• Task prompt: Render the listing as a Markdown table with columns "Row" and "Line", starting at the top of the listing and ending with the line that contains "- contour-cell: [485, 298, 489, 301]", skipping blank lines.

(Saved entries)
::::::

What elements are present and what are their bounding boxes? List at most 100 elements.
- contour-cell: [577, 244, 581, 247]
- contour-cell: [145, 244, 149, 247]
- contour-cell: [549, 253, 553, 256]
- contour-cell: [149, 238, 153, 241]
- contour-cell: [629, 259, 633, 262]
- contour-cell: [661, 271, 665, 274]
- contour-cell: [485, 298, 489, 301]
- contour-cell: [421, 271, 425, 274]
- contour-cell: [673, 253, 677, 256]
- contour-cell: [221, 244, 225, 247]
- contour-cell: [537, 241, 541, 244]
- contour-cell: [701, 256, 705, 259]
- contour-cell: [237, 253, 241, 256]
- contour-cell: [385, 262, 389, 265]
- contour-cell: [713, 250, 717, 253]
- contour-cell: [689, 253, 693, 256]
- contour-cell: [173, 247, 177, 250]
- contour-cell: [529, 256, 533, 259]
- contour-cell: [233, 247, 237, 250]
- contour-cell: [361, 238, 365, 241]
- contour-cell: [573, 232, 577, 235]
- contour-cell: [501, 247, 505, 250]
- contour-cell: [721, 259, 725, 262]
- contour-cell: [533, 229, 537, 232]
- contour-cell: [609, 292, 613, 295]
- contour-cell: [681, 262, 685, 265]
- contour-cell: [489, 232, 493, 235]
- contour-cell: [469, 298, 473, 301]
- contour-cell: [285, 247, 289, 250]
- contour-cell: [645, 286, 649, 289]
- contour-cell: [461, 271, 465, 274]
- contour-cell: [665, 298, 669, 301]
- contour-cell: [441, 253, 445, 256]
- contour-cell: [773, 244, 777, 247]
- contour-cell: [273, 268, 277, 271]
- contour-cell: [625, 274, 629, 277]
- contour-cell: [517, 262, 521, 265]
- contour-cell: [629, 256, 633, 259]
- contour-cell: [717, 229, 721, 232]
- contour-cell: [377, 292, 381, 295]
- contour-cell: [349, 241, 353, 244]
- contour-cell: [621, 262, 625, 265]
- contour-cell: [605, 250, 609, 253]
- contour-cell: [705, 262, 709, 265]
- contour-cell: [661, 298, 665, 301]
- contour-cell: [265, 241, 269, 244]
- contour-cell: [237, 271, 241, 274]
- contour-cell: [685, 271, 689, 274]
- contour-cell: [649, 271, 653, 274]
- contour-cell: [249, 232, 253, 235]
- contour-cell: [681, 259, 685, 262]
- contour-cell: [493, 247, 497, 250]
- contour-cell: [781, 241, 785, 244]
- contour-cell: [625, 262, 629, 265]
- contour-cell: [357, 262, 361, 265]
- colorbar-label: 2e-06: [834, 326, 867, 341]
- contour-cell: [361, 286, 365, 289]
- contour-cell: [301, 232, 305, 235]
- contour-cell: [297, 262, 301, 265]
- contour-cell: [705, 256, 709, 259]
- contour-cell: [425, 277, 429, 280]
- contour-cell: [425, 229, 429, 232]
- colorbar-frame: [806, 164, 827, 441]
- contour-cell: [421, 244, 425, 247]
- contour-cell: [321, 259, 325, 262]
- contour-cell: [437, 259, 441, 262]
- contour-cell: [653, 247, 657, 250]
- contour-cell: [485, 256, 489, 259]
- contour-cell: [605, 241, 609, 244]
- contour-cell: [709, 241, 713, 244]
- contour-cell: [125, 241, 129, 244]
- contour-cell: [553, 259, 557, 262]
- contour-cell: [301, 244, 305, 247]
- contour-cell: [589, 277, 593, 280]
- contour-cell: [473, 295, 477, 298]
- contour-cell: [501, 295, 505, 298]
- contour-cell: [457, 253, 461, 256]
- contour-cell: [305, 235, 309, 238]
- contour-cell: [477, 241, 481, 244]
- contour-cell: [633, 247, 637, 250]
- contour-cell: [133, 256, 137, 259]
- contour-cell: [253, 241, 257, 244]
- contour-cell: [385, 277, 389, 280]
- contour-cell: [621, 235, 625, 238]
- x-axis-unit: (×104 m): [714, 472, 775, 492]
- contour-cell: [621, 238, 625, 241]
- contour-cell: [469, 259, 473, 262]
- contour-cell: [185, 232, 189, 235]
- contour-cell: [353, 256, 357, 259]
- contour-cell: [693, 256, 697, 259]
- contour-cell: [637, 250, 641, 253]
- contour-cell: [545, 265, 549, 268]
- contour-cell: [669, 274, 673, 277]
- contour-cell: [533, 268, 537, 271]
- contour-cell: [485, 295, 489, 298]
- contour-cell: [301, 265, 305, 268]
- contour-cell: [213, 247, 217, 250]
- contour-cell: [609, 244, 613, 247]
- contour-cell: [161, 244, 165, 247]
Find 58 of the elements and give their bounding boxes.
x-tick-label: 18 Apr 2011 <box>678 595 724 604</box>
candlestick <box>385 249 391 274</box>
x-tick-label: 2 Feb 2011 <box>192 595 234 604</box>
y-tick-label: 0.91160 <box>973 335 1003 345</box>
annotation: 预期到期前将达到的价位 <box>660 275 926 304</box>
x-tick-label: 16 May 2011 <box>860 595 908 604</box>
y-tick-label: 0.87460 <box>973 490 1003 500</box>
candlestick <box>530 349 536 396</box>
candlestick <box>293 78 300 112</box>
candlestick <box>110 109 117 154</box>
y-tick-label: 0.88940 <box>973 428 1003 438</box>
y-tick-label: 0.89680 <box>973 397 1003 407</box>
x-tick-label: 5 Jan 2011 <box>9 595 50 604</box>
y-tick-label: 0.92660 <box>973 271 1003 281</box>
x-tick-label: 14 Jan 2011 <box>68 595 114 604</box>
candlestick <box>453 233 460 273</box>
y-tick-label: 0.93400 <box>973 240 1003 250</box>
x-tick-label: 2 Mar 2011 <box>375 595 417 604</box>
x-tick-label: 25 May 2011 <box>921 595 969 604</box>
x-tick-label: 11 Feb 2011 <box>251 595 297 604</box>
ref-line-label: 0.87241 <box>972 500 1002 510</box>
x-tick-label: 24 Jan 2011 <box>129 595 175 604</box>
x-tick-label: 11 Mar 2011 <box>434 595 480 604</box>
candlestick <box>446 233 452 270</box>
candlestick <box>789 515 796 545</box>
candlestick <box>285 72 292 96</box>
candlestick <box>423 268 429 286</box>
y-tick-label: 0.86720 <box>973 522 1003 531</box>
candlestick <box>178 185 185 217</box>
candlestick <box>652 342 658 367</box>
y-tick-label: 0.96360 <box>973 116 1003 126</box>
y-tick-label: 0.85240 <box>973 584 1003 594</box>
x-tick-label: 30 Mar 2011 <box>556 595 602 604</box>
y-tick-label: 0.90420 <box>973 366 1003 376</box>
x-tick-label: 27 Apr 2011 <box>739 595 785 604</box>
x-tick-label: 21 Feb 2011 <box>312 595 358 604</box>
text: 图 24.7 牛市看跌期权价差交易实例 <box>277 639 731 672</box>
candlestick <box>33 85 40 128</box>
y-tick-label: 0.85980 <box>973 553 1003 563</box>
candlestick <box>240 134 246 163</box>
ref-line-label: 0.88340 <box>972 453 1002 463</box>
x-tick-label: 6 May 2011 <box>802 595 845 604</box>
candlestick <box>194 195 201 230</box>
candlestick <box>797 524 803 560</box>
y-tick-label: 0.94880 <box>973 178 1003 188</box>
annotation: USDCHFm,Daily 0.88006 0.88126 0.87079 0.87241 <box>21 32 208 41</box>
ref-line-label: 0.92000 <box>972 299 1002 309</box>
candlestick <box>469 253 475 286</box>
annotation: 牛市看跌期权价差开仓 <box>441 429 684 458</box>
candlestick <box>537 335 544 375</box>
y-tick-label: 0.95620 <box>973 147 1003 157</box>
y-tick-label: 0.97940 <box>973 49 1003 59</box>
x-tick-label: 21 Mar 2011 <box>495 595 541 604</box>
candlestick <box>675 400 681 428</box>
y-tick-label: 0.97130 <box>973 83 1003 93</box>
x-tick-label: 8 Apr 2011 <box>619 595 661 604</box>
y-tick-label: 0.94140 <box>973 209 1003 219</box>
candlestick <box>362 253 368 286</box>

::::::

• Output of the exercise:
| Row | Line |
|---|---|
| 1 | What elements are present and what are their bounding boxes? List at most 100 elements. |
| 2 | - contour-cell: [577, 244, 581, 247] |
| 3 | - contour-cell: [145, 244, 149, 247] |
| 4 | - contour-cell: [549, 253, 553, 256] |
| 5 | - contour-cell: [149, 238, 153, 241] |
| 6 | - contour-cell: [629, 259, 633, 262] |
| 7 | - contour-cell: [661, 271, 665, 274] |
| 8 | - contour-cell: [485, 298, 489, 301] |